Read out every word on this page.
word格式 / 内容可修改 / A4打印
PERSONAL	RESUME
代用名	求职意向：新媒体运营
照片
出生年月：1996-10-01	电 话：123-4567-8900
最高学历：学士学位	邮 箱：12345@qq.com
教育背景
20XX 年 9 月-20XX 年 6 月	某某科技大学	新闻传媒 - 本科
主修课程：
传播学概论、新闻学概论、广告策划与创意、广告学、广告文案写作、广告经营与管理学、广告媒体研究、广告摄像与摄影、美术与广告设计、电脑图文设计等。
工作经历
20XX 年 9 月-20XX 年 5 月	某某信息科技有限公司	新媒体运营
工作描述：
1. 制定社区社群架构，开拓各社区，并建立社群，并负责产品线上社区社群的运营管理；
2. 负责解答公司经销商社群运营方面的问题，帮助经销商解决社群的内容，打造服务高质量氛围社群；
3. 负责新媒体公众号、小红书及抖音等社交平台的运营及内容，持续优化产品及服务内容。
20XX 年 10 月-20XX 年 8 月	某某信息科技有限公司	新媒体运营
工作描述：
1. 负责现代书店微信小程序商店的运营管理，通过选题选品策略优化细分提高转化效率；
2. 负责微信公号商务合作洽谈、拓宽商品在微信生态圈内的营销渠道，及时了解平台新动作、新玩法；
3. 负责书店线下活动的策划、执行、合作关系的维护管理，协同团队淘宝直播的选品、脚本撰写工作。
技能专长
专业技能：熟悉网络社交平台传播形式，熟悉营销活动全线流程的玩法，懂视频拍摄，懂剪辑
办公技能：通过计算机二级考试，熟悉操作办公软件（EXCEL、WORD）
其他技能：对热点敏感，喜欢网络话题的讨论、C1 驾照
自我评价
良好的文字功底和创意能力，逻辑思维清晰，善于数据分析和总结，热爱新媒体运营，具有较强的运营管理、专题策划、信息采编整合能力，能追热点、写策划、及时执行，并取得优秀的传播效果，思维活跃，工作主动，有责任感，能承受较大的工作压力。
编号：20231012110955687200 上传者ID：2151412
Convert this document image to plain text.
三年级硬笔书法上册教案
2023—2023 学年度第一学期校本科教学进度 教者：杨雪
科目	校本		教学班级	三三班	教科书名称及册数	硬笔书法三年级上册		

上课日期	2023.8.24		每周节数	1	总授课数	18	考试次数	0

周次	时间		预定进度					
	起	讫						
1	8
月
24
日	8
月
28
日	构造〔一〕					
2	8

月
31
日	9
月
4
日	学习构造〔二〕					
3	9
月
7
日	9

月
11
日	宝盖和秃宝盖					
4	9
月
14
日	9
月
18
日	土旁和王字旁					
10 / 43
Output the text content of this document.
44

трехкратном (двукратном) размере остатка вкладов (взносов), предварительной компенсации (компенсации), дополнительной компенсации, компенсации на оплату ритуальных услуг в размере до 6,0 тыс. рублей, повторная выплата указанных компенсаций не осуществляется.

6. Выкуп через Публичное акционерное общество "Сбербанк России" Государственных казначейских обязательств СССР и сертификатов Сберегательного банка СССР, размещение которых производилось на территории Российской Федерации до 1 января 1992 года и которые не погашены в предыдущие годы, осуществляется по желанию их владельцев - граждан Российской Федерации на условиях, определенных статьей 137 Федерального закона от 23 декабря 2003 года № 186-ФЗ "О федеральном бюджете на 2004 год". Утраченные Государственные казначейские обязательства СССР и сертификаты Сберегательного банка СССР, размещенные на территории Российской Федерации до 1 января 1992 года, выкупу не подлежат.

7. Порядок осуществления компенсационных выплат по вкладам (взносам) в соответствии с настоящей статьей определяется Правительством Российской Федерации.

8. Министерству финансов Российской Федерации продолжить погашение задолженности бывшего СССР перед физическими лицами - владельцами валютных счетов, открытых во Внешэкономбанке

——

• Given exercise: Go through the records and gather the lines that hold "document".

• The response:
Convert this document image to plain text.
Output the text content of this document.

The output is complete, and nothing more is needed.